§ Data shown:
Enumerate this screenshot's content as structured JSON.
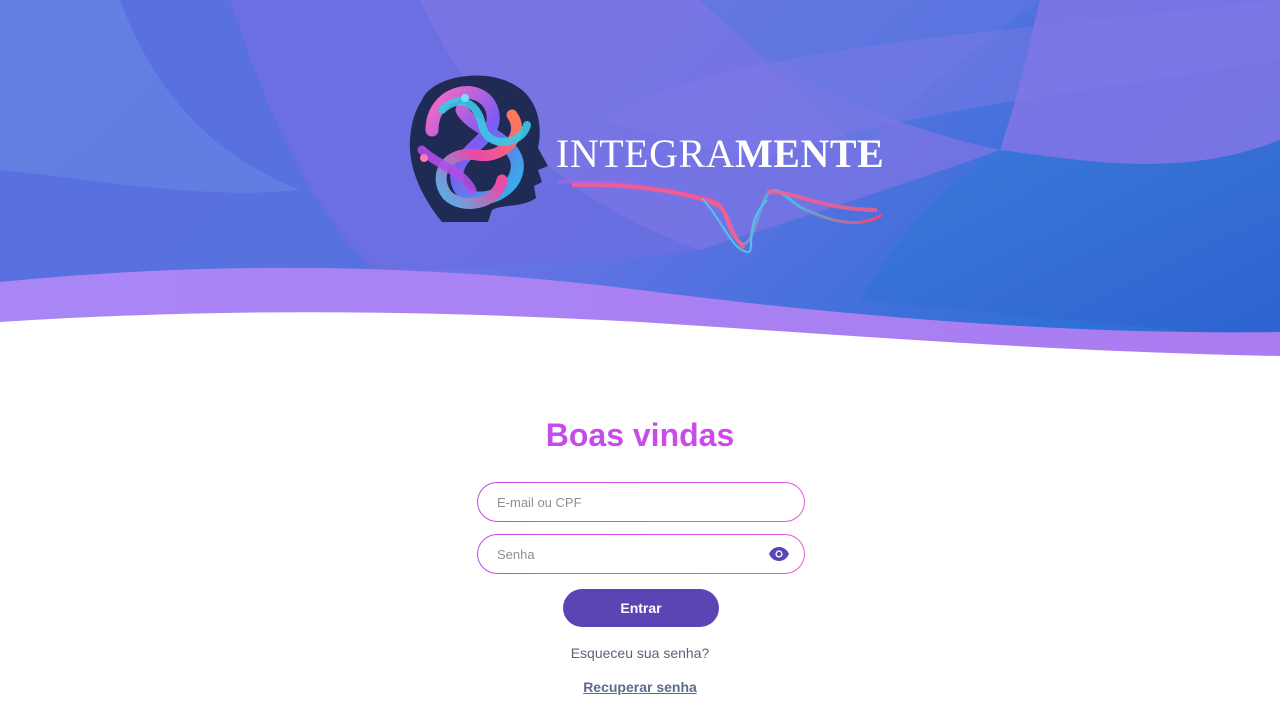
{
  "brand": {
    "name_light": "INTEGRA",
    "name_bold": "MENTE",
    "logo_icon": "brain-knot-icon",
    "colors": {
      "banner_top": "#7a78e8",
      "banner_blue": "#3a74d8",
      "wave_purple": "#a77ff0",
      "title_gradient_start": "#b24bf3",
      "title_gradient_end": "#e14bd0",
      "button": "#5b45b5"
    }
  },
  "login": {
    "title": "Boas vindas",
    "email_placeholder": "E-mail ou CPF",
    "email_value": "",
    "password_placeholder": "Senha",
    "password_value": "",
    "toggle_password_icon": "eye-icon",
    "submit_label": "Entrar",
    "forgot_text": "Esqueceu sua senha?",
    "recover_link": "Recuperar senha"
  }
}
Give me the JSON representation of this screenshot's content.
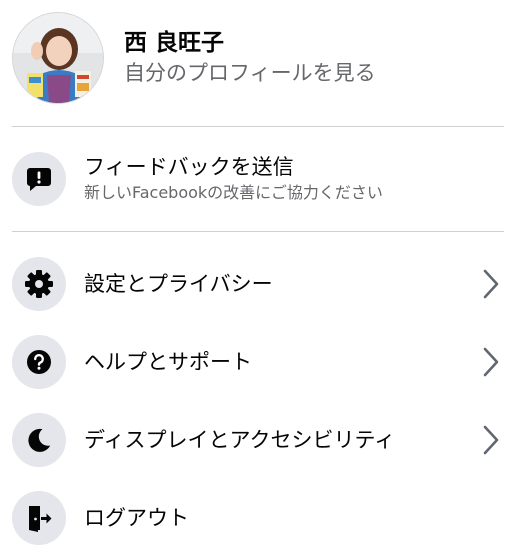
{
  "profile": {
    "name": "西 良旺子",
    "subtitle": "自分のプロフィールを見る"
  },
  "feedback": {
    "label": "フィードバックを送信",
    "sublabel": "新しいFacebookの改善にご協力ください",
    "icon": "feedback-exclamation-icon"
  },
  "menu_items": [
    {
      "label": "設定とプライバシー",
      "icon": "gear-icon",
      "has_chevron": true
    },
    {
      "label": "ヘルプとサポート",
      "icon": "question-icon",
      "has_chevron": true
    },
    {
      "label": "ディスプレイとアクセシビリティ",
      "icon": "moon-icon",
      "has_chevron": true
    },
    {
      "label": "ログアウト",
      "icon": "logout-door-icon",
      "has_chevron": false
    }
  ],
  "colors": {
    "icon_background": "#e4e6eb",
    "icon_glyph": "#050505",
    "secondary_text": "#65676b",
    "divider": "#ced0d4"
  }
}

==

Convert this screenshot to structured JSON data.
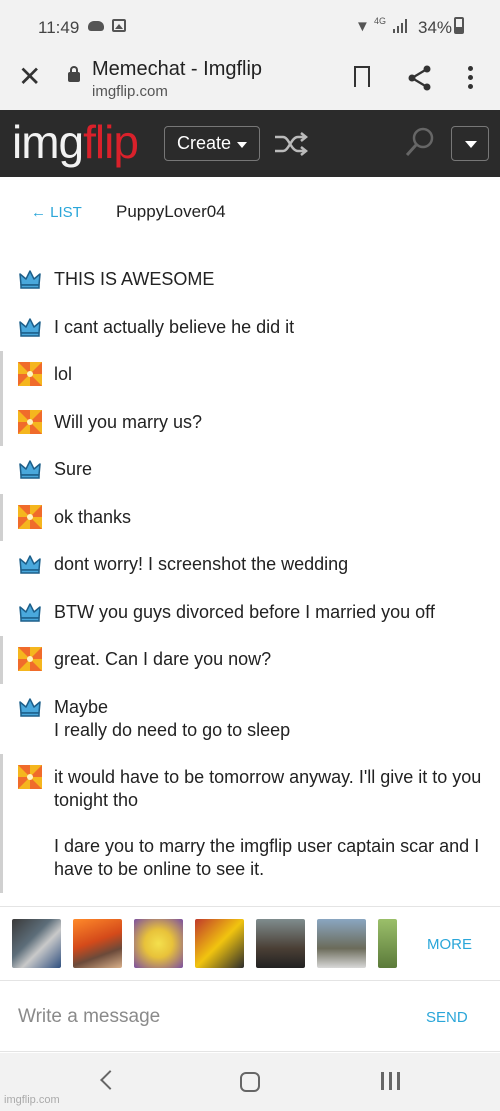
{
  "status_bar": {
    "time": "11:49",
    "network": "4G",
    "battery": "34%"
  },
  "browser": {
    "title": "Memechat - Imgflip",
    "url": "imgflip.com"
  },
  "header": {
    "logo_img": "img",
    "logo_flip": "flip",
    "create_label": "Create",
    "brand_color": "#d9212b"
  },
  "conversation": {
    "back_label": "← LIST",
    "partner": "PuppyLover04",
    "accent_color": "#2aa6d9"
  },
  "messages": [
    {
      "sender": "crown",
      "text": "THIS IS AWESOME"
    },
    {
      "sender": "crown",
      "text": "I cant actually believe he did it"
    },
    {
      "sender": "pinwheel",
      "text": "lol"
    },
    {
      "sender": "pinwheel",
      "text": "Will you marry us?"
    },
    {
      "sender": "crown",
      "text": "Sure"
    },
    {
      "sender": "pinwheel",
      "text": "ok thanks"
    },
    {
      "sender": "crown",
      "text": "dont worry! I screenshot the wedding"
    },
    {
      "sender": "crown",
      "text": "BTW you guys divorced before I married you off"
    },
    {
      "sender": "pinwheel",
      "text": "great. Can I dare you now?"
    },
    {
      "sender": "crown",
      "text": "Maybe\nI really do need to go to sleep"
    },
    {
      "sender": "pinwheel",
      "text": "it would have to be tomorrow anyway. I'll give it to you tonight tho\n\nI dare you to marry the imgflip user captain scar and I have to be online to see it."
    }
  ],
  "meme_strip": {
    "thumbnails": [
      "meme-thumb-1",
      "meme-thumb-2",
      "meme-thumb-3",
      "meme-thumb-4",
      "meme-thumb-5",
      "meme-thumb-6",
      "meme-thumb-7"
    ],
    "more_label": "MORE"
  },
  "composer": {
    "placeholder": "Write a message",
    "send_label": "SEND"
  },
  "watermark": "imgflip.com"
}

§ Objective: Gather each line of the records holding the string "feedback".

§ Complete answer:
  "feedback": {
    "icon": "feedback-exclamation-icon"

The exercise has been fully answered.